┌──
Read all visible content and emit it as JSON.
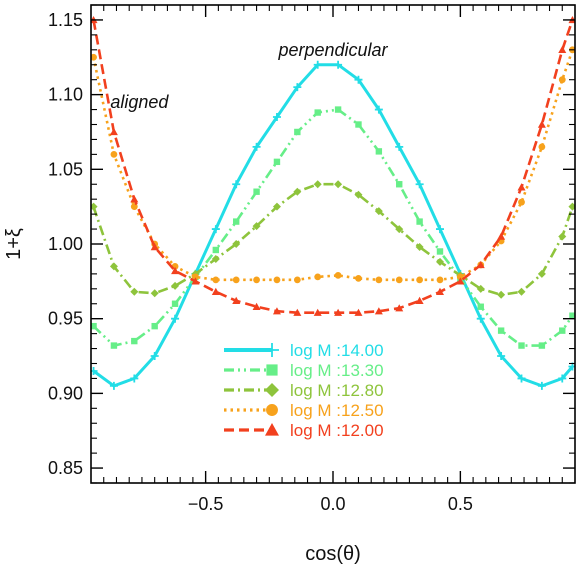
{
  "chart_data": {
    "type": "line",
    "title": "",
    "xlabel": "cos(θ)",
    "ylabel": "1+ξ",
    "xlim": [
      -0.95,
      0.95
    ],
    "ylim": [
      0.84,
      1.16
    ],
    "x_ticks": [
      -0.5,
      0.0,
      0.5
    ],
    "x_tick_labels": [
      "−0.5",
      "0.0",
      "0.5"
    ],
    "y_ticks": [
      0.85,
      0.9,
      0.95,
      1.0,
      1.05,
      1.1,
      1.15
    ],
    "y_tick_labels": [
      "0.85",
      "0.90",
      "0.95",
      "1.00",
      "1.05",
      "1.10",
      "1.15"
    ],
    "grid": false,
    "legend_position": "lower-center",
    "annotations": [
      {
        "text": "perpendicular",
        "x": 0.0,
        "y": 1.13
      },
      {
        "text": "aligned",
        "x": -0.76,
        "y": 1.095
      }
    ],
    "x": [
      -0.94,
      -0.86,
      -0.78,
      -0.7,
      -0.62,
      -0.54,
      -0.46,
      -0.38,
      -0.3,
      -0.22,
      -0.14,
      -0.06,
      0.02,
      0.1,
      0.18,
      0.26,
      0.34,
      0.42,
      0.5,
      0.58,
      0.66,
      0.74,
      0.82,
      0.9,
      0.94
    ],
    "series": [
      {
        "name": "log M :14.00",
        "color": "#22dde6",
        "dash": "solid",
        "marker": "plus",
        "values": [
          0.915,
          0.905,
          0.91,
          0.925,
          0.95,
          0.98,
          1.01,
          1.04,
          1.065,
          1.085,
          1.105,
          1.12,
          1.12,
          1.11,
          1.09,
          1.065,
          1.04,
          1.01,
          0.98,
          0.95,
          0.925,
          0.91,
          0.905,
          0.91,
          0.918
        ]
      },
      {
        "name": "log M :13.30",
        "color": "#66ee88",
        "dash": "dash-dot-dot",
        "marker": "square",
        "values": [
          0.945,
          0.932,
          0.935,
          0.945,
          0.96,
          0.978,
          0.996,
          1.015,
          1.035,
          1.055,
          1.075,
          1.088,
          1.09,
          1.08,
          1.062,
          1.04,
          1.015,
          0.995,
          0.977,
          0.958,
          0.942,
          0.932,
          0.932,
          0.942,
          0.952
        ]
      },
      {
        "name": "log M :12.80",
        "color": "#8ec43c",
        "dash": "dash-dot",
        "marker": "diamond",
        "values": [
          1.025,
          0.985,
          0.968,
          0.967,
          0.972,
          0.98,
          0.99,
          1.0,
          1.012,
          1.025,
          1.035,
          1.04,
          1.04,
          1.033,
          1.022,
          1.01,
          0.998,
          0.988,
          0.979,
          0.97,
          0.966,
          0.968,
          0.98,
          1.005,
          1.025
        ]
      },
      {
        "name": "log M :12.50",
        "color": "#f7a21c",
        "dash": "dot",
        "marker": "circle",
        "values": [
          1.125,
          1.06,
          1.025,
          1.0,
          0.985,
          0.978,
          0.976,
          0.976,
          0.976,
          0.976,
          0.976,
          0.978,
          0.979,
          0.977,
          0.976,
          0.976,
          0.976,
          0.976,
          0.978,
          0.986,
          1.002,
          1.028,
          1.065,
          1.11,
          1.13
        ]
      },
      {
        "name": "log M :12.00",
        "color": "#f2401e",
        "dash": "dash",
        "marker": "triangle",
        "values": [
          1.15,
          1.075,
          1.03,
          0.998,
          0.982,
          0.975,
          0.968,
          0.962,
          0.958,
          0.955,
          0.954,
          0.954,
          0.954,
          0.954,
          0.955,
          0.957,
          0.962,
          0.968,
          0.975,
          0.986,
          1.005,
          1.038,
          1.08,
          1.13,
          1.15
        ]
      }
    ]
  }
}
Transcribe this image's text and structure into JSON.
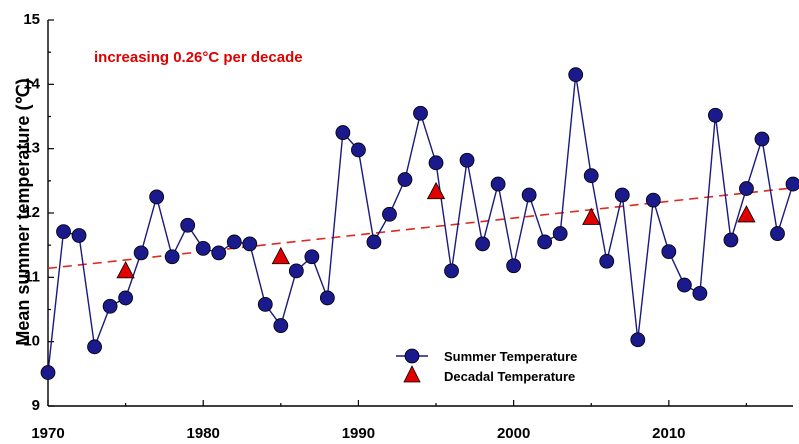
{
  "chart_data": {
    "type": "line",
    "title": "",
    "xlabel": "",
    "ylabel": "Mean summer temperature (℃)",
    "xlim": [
      1970,
      2018
    ],
    "ylim": [
      9,
      15
    ],
    "x_ticks": [
      1970,
      1980,
      1990,
      2000,
      2010
    ],
    "y_ticks": [
      9,
      10,
      11,
      12,
      13,
      14,
      15
    ],
    "annotation": "increasing 0.26°C per decade",
    "legend_position": "bottom-center",
    "colors": {
      "summer_line": "#1a1a7a",
      "summer_marker": "#1a1a8c",
      "decadal_marker": "#e00000",
      "trend": "#e0281e",
      "annotation": "#e00000"
    },
    "series": [
      {
        "name": "Summer Temperature",
        "marker": "circle",
        "x": [
          1970,
          1971,
          1972,
          1973,
          1974,
          1975,
          1976,
          1977,
          1978,
          1979,
          1980,
          1981,
          1982,
          1983,
          1984,
          1985,
          1986,
          1987,
          1988,
          1989,
          1990,
          1991,
          1992,
          1993,
          1994,
          1995,
          1996,
          1997,
          1998,
          1999,
          2000,
          2001,
          2002,
          2003,
          2004,
          2005,
          2006,
          2007,
          2008,
          2009,
          2010,
          2011,
          2012,
          2013,
          2014,
          2015,
          2016,
          2017,
          2018
        ],
        "values": [
          9.52,
          11.71,
          11.65,
          9.92,
          10.55,
          10.68,
          11.38,
          12.25,
          11.32,
          11.81,
          11.45,
          11.38,
          11.55,
          11.52,
          10.58,
          10.25,
          11.1,
          11.32,
          10.68,
          13.25,
          12.98,
          11.55,
          11.98,
          12.52,
          13.55,
          12.78,
          11.1,
          12.82,
          11.52,
          12.45,
          11.18,
          12.28,
          11.55,
          11.68,
          14.15,
          12.58,
          11.25,
          12.28,
          10.03,
          12.2,
          11.4,
          10.88,
          10.75,
          13.52,
          11.58,
          12.38,
          13.15,
          11.68,
          12.45
        ]
      },
      {
        "name": "Decadal Temperature",
        "marker": "triangle",
        "x": [
          1975,
          1985,
          1995,
          2005,
          2015
        ],
        "values": [
          11.1,
          11.32,
          12.33,
          11.93,
          11.97
        ]
      }
    ],
    "trend_line": {
      "style": "dashed",
      "x": [
        1970,
        2018
      ],
      "values": [
        11.14,
        12.39
      ]
    }
  }
}
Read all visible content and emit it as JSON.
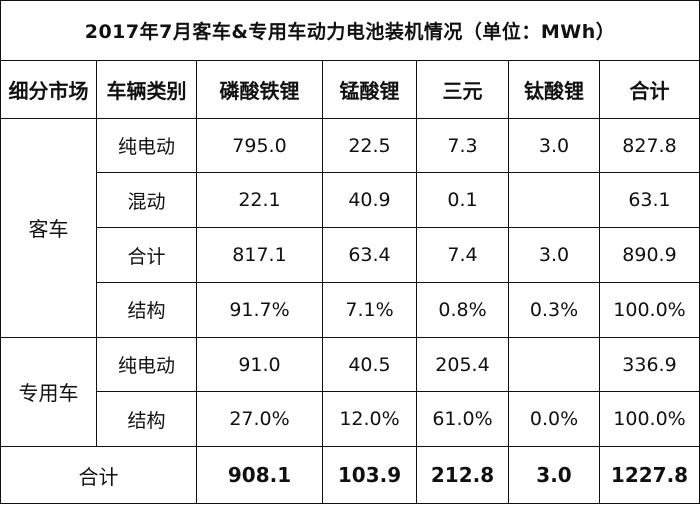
{
  "title": "2017年7月客车&专用车动力电池装机情况（单位：MWh）",
  "headers": [
    "细分市场",
    "车辆类别",
    "磷酸铁锂",
    "锰酸锂",
    "三元",
    "钛酸锂",
    "合计"
  ],
  "groups": [
    {
      "market": "客车",
      "rows": [
        {
          "category": "纯电动",
          "lfp": "795.0",
          "lmo": "22.5",
          "ncm": "7.3",
          "lto": "3.0",
          "total": "827.8"
        },
        {
          "category": "混动",
          "lfp": "22.1",
          "lmo": "40.9",
          "ncm": "0.1",
          "lto": "",
          "total": "63.1"
        },
        {
          "category": "合计",
          "lfp": "817.1",
          "lmo": "63.4",
          "ncm": "7.4",
          "lto": "3.0",
          "total": "890.9"
        },
        {
          "category": "结构",
          "lfp": "91.7%",
          "lmo": "7.1%",
          "ncm": "0.8%",
          "lto": "0.3%",
          "total": "100.0%"
        }
      ]
    },
    {
      "market": "专用车",
      "rows": [
        {
          "category": "纯电动",
          "lfp": "91.0",
          "lmo": "40.5",
          "ncm": "205.4",
          "lto": "",
          "total": "336.9"
        },
        {
          "category": "结构",
          "lfp": "27.0%",
          "lmo": "12.0%",
          "ncm": "61.0%",
          "lto": "0.0%",
          "total": "100.0%"
        }
      ]
    }
  ],
  "grand_total": {
    "label": "合计",
    "lfp": "908.1",
    "lmo": "103.9",
    "ncm": "212.8",
    "lto": "3.0",
    "total": "1227.8"
  }
}
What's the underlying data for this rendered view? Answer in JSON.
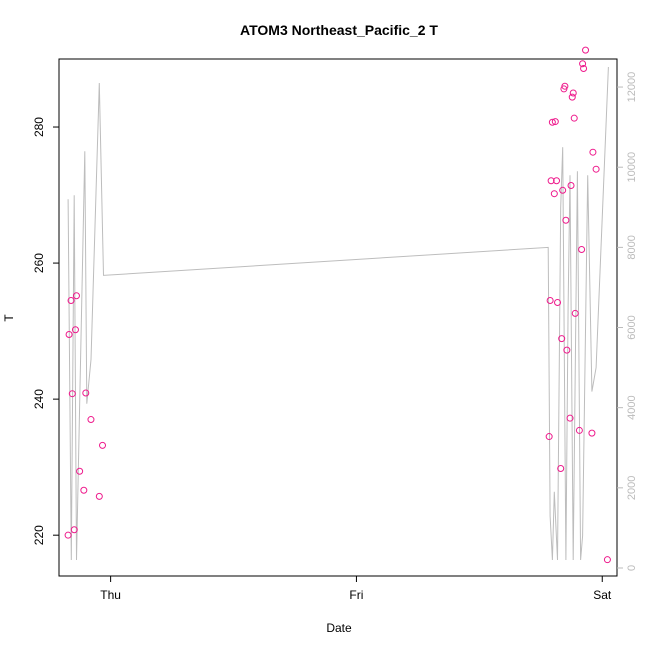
└──
§ Short exercise: Repeat the listing above exactly, with no pictures.

§ Answer for the task:
Read all visible content and emit it as JSON.
{
  "chart_data": {
    "type": "line",
    "title": "",
    "xlabel": "cos(θ)",
    "ylabel": "1+ξ",
    "xlim": [
      -0.95,
      0.95
    ],
    "ylim": [
      0.84,
      1.16
    ],
    "x_ticks": [
      -0.5,
      0.0,
      0.5
    ],
    "x_tick_labels": [
      "−0.5",
      "0.0",
      "0.5"
    ],
    "y_ticks": [
      0.85,
      0.9,
      0.95,
      1.0,
      1.05,
      1.1,
      1.15
    ],
    "y_tick_labels": [
      "0.85",
      "0.90",
      "0.95",
      "1.00",
      "1.05",
      "1.10",
      "1.15"
    ],
    "grid": false,
    "legend_position": "lower-center",
    "annotations": [
      {
        "text": "perpendicular",
        "x": 0.0,
        "y": 1.13
      },
      {
        "text": "aligned",
        "x": -0.76,
        "y": 1.095
      }
    ],
    "x": [
      -0.94,
      -0.86,
      -0.78,
      -0.7,
      -0.62,
      -0.54,
      -0.46,
      -0.38,
      -0.3,
      -0.22,
      -0.14,
      -0.06,
      0.02,
      0.1,
      0.18,
      0.26,
      0.34,
      0.42,
      0.5,
      0.58,
      0.66,
      0.74,
      0.82,
      0.9,
      0.94
    ],
    "series": [
      {
        "name": "log M :14.00",
        "color": "#22dde6",
        "dash": "solid",
        "marker": "plus",
        "values": [
          0.915,
          0.905,
          0.91,
          0.925,
          0.95,
          0.98,
          1.01,
          1.04,
          1.065,
          1.085,
          1.105,
          1.12,
          1.12,
          1.11,
          1.09,
          1.065,
          1.04,
          1.01,
          0.98,
          0.95,
          0.925,
          0.91,
          0.905,
          0.91,
          0.918
        ]
      },
      {
        "name": "log M :13.30",
        "color": "#66ee88",
        "dash": "dash-dot-dot",
        "marker": "square",
        "values": [
          0.945,
          0.932,
          0.935,
          0.945,
          0.96,
          0.978,
          0.996,
          1.015,
          1.035,
          1.055,
          1.075,
          1.088,
          1.09,
          1.08,
          1.062,
          1.04,
          1.015,
          0.995,
          0.977,
          0.958,
          0.942,
          0.932,
          0.932,
          0.942,
          0.952
        ]
      },
      {
        "name": "log M :12.80",
        "color": "#8ec43c",
        "dash": "dash-dot",
        "marker": "diamond",
        "values": [
          1.025,
          0.985,
          0.968,
          0.967,
          0.972,
          0.98,
          0.99,
          1.0,
          1.012,
          1.025,
          1.035,
          1.04,
          1.04,
          1.033,
          1.022,
          1.01,
          0.998,
          0.988,
          0.979,
          0.97,
          0.966,
          0.968,
          0.98,
          1.005,
          1.025
        ]
      },
      {
        "name": "log M :12.50",
        "color": "#f7a21c",
        "dash": "dot",
        "marker": "circle",
        "values": [
          1.125,
          1.06,
          1.025,
          1.0,
          0.985,
          0.978,
          0.976,
          0.976,
          0.976,
          0.976,
          0.976,
          0.978,
          0.979,
          0.977,
          0.976,
          0.976,
          0.976,
          0.976,
          0.978,
          0.986,
          1.002,
          1.028,
          1.065,
          1.11,
          1.13
        ]
      },
      {
        "name": "log M :12.00",
        "color": "#f2401e",
        "dash": "dash",
        "marker": "triangle",
        "values": [
          1.15,
          1.075,
          1.03,
          0.998,
          0.982,
          0.975,
          0.968,
          0.962,
          0.958,
          0.955,
          0.954,
          0.954,
          0.954,
          0.954,
          0.955,
          0.957,
          0.962,
          0.968,
          0.975,
          0.986,
          1.005,
          1.038,
          1.08,
          1.13,
          1.15
        ]
      }
    ]
  }
}
Transcribe this image's text and structure into JSON.
{
  "chart_data": {
    "type": "line",
    "title": "",
    "xlabel": "",
    "ylabel": "Mean summer temperature (℃)",
    "xlim": [
      1970,
      2018
    ],
    "ylim": [
      9,
      15
    ],
    "x_ticks": [
      1970,
      1980,
      1990,
      2000,
      2010
    ],
    "y_ticks": [
      9,
      10,
      11,
      12,
      13,
      14,
      15
    ],
    "annotation": "increasing 0.26°C per decade",
    "legend_position": "bottom-center",
    "colors": {
      "summer_line": "#1a1a7a",
      "summer_marker": "#1a1a8c",
      "decadal_marker": "#e00000",
      "trend": "#e0281e",
      "annotation": "#e00000"
    },
    "series": [
      {
        "name": "Summer Temperature",
        "marker": "circle",
        "x": [
          1970,
          1971,
          1972,
          1973,
          1974,
          1975,
          1976,
          1977,
          1978,
          1979,
          1980,
          1981,
          1982,
          1983,
          1984,
          1985,
          1986,
          1987,
          1988,
          1989,
          1990,
          1991,
          1992,
          1993,
          1994,
          1995,
          1996,
          1997,
          1998,
          1999,
          2000,
          2001,
          2002,
          2003,
          2004,
          2005,
          2006,
          2007,
          2008,
          2009,
          2010,
          2011,
          2012,
          2013,
          2014,
          2015,
          2016,
          2017,
          2018
        ],
        "values": [
          9.52,
          11.71,
          11.65,
          9.92,
          10.55,
          10.68,
          11.38,
          12.25,
          11.32,
          11.81,
          11.45,
          11.38,
          11.55,
          11.52,
          10.58,
          10.25,
          11.1,
          11.32,
          10.68,
          13.25,
          12.98,
          11.55,
          11.98,
          12.52,
          13.55,
          12.78,
          11.1,
          12.82,
          11.52,
          12.45,
          11.18,
          12.28,
          11.55,
          11.68,
          14.15,
          12.58,
          11.25,
          12.28,
          10.03,
          12.2,
          11.4,
          10.88,
          10.75,
          13.52,
          11.58,
          12.38,
          13.15,
          11.68,
          12.45
        ]
      },
      {
        "name": "Decadal Temperature",
        "marker": "triangle",
        "x": [
          1975,
          1985,
          1995,
          2005,
          2015
        ],
        "values": [
          11.1,
          11.32,
          12.33,
          11.93,
          11.97
        ]
      }
    ],
    "trend_line": {
      "style": "dashed",
      "x": [
        1970,
        2018
      ],
      "values": [
        11.14,
        12.39
      ]
    }
  }
}
Read all visible content and emit it as JSON.
{
  "title": "2017年7月客车&专用车动力电池装机情况（单位：MWh）",
  "headers": [
    "细分市场",
    "车辆类别",
    "磷酸铁锂",
    "锰酸锂",
    "三元",
    "钛酸锂",
    "合计"
  ],
  "groups": [
    {
      "market": "客车",
      "rows": [
        {
          "category": "纯电动",
          "lfp": "795.0",
          "lmo": "22.5",
          "ncm": "7.3",
          "lto": "3.0",
          "total": "827.8"
        },
        {
          "category": "混动",
          "lfp": "22.1",
          "lmo": "40.9",
          "ncm": "0.1",
          "lto": "",
          "total": "63.1"
        },
        {
          "category": "合计",
          "lfp": "817.1",
          "lmo": "63.4",
          "ncm": "7.4",
          "lto": "3.0",
          "total": "890.9"
        },
        {
          "category": "结构",
          "lfp": "91.7%",
          "lmo": "7.1%",
          "ncm": "0.8%",
          "lto": "0.3%",
          "total": "100.0%"
        }
      ]
    },
    {
      "market": "专用车",
      "rows": [
        {
          "category": "纯电动",
          "lfp": "91.0",
          "lmo": "40.5",
          "ncm": "205.4",
          "lto": "",
          "total": "336.9"
        },
        {
          "category": "结构",
          "lfp": "27.0%",
          "lmo": "12.0%",
          "ncm": "61.0%",
          "lto": "0.0%",
          "total": "100.0%"
        }
      ]
    }
  ],
  "grand_total": {
    "label": "合计",
    "lfp": "908.1",
    "lmo": "103.9",
    "ncm": "212.8",
    "lto": "3.0",
    "total": "1227.8"
  }
}
What's the underlying data for this rendered view? Answer in JSON.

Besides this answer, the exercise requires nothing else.